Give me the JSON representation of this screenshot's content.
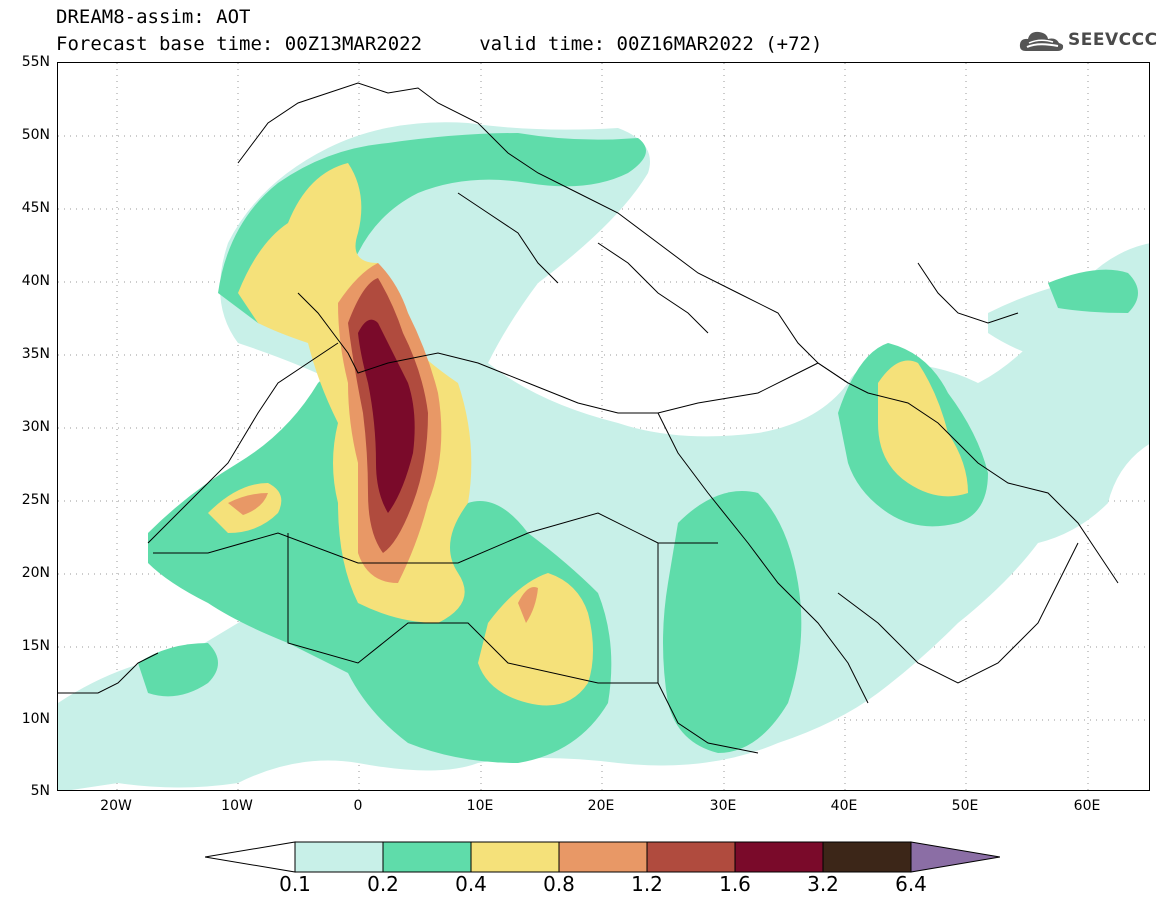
{
  "header": {
    "title": "DREAM8-assim: AOT",
    "line2": "Forecast base time: 00Z13MAR2022     valid time: 00Z16MAR2022 (+72)"
  },
  "logo": {
    "text": "SEEVCCC",
    "icon": "cloud-icon",
    "color": "#4a4a4a"
  },
  "map": {
    "lat_range": [
      5,
      55
    ],
    "lon_range": [
      -25,
      65
    ],
    "y_labels": [
      "55N",
      "50N",
      "45N",
      "40N",
      "35N",
      "30N",
      "25N",
      "20N",
      "15N",
      "10N",
      "5N"
    ],
    "x_labels": [
      "20W",
      "10W",
      "0",
      "10E",
      "20E",
      "30E",
      "40E",
      "50E",
      "60E"
    ]
  },
  "colorbar": {
    "labels": [
      "0.1",
      "0.2",
      "0.4",
      "0.8",
      "1.2",
      "1.6",
      "3.2",
      "6.4"
    ],
    "colors": [
      "#ffffff",
      "#c8f0e8",
      "#5fdcaa",
      "#f5e17a",
      "#e89866",
      "#b04b3e",
      "#7a0a2a",
      "#3c2618",
      "#8b6ea5"
    ]
  }
}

Written problem
In your copy of the listing above, reproduce each line exactly and omit all pictures.

Response below
Give me the JSON representation of this screenshot's content.
{
  "header": {
    "title": "DREAM8-assim: AOT",
    "line2": "Forecast base time: 00Z13MAR2022     valid time: 00Z16MAR2022 (+72)"
  },
  "logo": {
    "text": "SEEVCCC",
    "icon": "cloud-icon",
    "color": "#4a4a4a"
  },
  "map": {
    "lat_range": [
      5,
      55
    ],
    "lon_range": [
      -25,
      65
    ],
    "y_labels": [
      "55N",
      "50N",
      "45N",
      "40N",
      "35N",
      "30N",
      "25N",
      "20N",
      "15N",
      "10N",
      "5N"
    ],
    "x_labels": [
      "20W",
      "10W",
      "0",
      "10E",
      "20E",
      "30E",
      "40E",
      "50E",
      "60E"
    ]
  },
  "colorbar": {
    "labels": [
      "0.1",
      "0.2",
      "0.4",
      "0.8",
      "1.2",
      "1.6",
      "3.2",
      "6.4"
    ],
    "colors": [
      "#ffffff",
      "#c8f0e8",
      "#5fdcaa",
      "#f5e17a",
      "#e89866",
      "#b04b3e",
      "#7a0a2a",
      "#3c2618",
      "#8b6ea5"
    ]
  }
}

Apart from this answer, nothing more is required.